Directive –
Copy out the listing that follows exactly, dropping every picture.

Dataset extract –
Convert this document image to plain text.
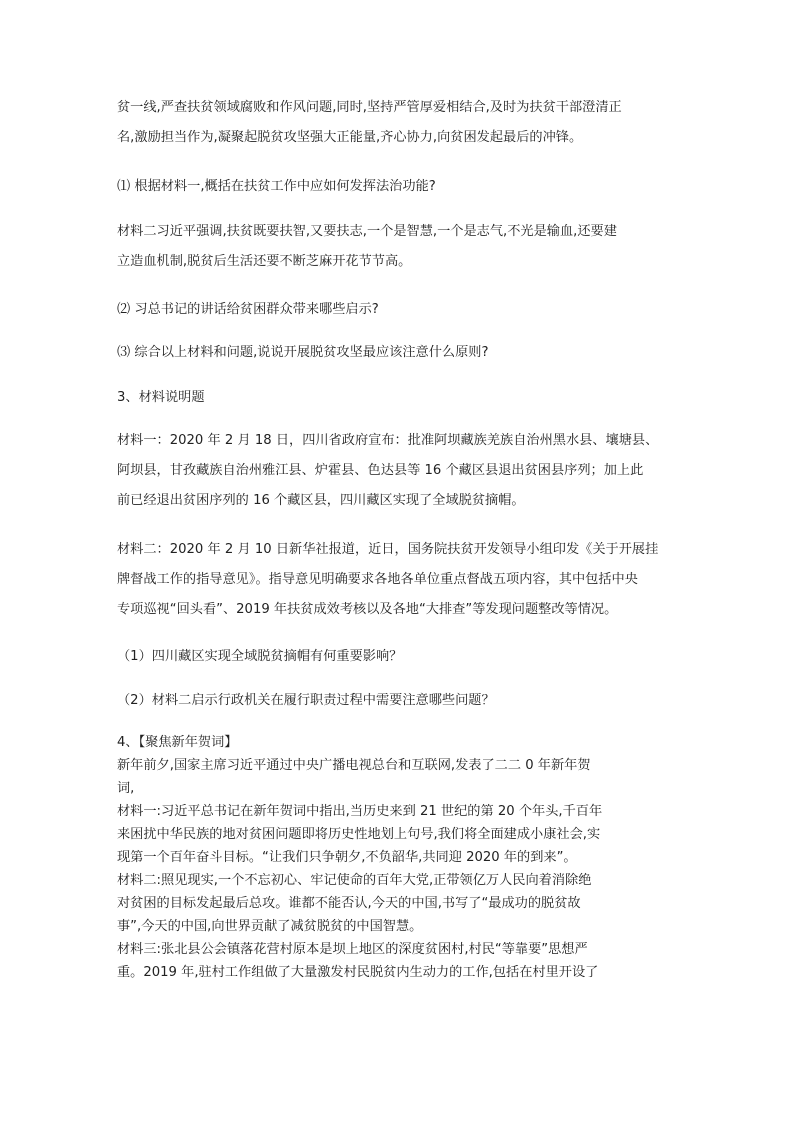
贫一线,严查扶贫领域腐败和作风问题,同时,坚持严管厚爱相结合,及时为扶贫干部澄清正

名,激励担当作为,凝聚起脱贫攻坚强大正能量,齐心协力,向贫困发起最后的冲锋。

⑴ 根据材料一,概括在扶贫工作中应如何发挥法治功能?

材料二习近平强调,扶贫既要扶智,又要扶志,一个是智慧,一个是志气,不光是输血,还要建

立造血机制,脱贫后生活还要不断芝麻开花节节高。

⑵ 习总书记的讲话给贫困群众带来哪些启示?

⑶ 综合以上材料和问题,说说开展脱贫攻坚最应该注意什么原则?

3、材料说明题

材料一：2020 年 2 月 18 日，四川省政府宣布：批准阿坝藏族羌族自治州黑水县、壤塘县、

阿坝县，甘孜藏族自治州雅江县、炉霍县、色达县等 16 个藏区县退出贫困县序列；加上此

前已经退出贫困序列的 16 个藏区县，四川藏区实现了全域脱贫摘帽。

材料二：2020 年 2 月 10 日新华社报道，近日，国务院扶贫开发领导小组印发《关于开展挂

牌督战工作的指导意见》。指导意见明确要求各地各单位重点督战五项内容，其中包括中央

专项巡视“回头看”、2019 年扶贫成效考核以及各地“大排查”等发现问题整改等情况。

（1）四川藏区实现全域脱贫摘帽有何重要影响？

（2）材料二启示行政机关在履行职责过程中需要注意哪些问题？

4、【聚焦新年贺词】

新年前夕,国家主席习近平通过中央广播电视总台和互联网,发表了二二 0 年新年贺

词,

材料一:习近平总书记在新年贺词中指出,当历史来到 21 世纪的第 20 个年头,千百年

来困扰中华民族的地对贫困问题即将历史性地划上句号,我们将全面建成小康社会,实

现第一个百年奋斗目标。“让我们只争朝夕,不负韶华,共同迎 2020 年的到来”。

材料二:照见现实,一个不忘初心、牢记使命的百年大党,正带领亿万人民向着消除绝

对贫困的目标发起最后总攻。谁都不能否认,今天的中国,书写了“最成功的脱贫故

事”,今天的中国,向世界贡献了减贫脱贫的中国智慧。

材料三:张北县公会镇落花营村原本是坝上地区的深度贫困村,村民“等靠要”思想严

重。2019 年,驻村工作组做了大量激发村民脱贫内生动力的工作,包括在村里开设了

Task output –
Convert this document image to plain text.
贫一线,严查扶贫领域腐败和作风问题,同时,坚持严管厚爱相结合,及时为扶贫干部澄清正

名,激励担当作为,凝聚起脱贫攻坚强大正能量,齐心协力,向贫困发起最后的冲锋。

⑴ 根据材料一,概括在扶贫工作中应如何发挥法治功能?

材料二习近平强调,扶贫既要扶智,又要扶志,一个是智慧,一个是志气,不光是输血,还要建

立造血机制,脱贫后生活还要不断芝麻开花节节高。

⑵ 习总书记的讲话给贫困群众带来哪些启示?

⑶ 综合以上材料和问题,说说开展脱贫攻坚最应该注意什么原则?

3、材料说明题

材料一：2020 年 2 月 18 日，四川省政府宣布：批准阿坝藏族羌族自治州黑水县、壤塘县、

阿坝县，甘孜藏族自治州雅江县、炉霍县、色达县等 16 个藏区县退出贫困县序列；加上此

前已经退出贫困序列的 16 个藏区县，四川藏区实现了全域脱贫摘帽。

材料二：2020 年 2 月 10 日新华社报道，近日，国务院扶贫开发领导小组印发《关于开展挂

牌督战工作的指导意见》。指导意见明确要求各地各单位重点督战五项内容，其中包括中央

专项巡视“回头看”、2019 年扶贫成效考核以及各地“大排查”等发现问题整改等情况。

（1）四川藏区实现全域脱贫摘帽有何重要影响？

（2）材料二启示行政机关在履行职责过程中需要注意哪些问题？

4、【聚焦新年贺词】

新年前夕,国家主席习近平通过中央广播电视总台和互联网,发表了二二 0 年新年贺

词,

材料一:习近平总书记在新年贺词中指出,当历史来到 21 世纪的第 20 个年头,千百年

来困扰中华民族的地对贫困问题即将历史性地划上句号,我们将全面建成小康社会,实

现第一个百年奋斗目标。“让我们只争朝夕,不负韶华,共同迎 2020 年的到来”。

材料二:照见现实,一个不忘初心、牢记使命的百年大党,正带领亿万人民向着消除绝

对贫困的目标发起最后总攻。谁都不能否认,今天的中国,书写了“最成功的脱贫故

事”,今天的中国,向世界贡献了减贫脱贫的中国智慧。

材料三:张北县公会镇落花营村原本是坝上地区的深度贫困村,村民“等靠要”思想严

重。2019 年,驻村工作组做了大量激发村民脱贫内生动力的工作,包括在村里开设了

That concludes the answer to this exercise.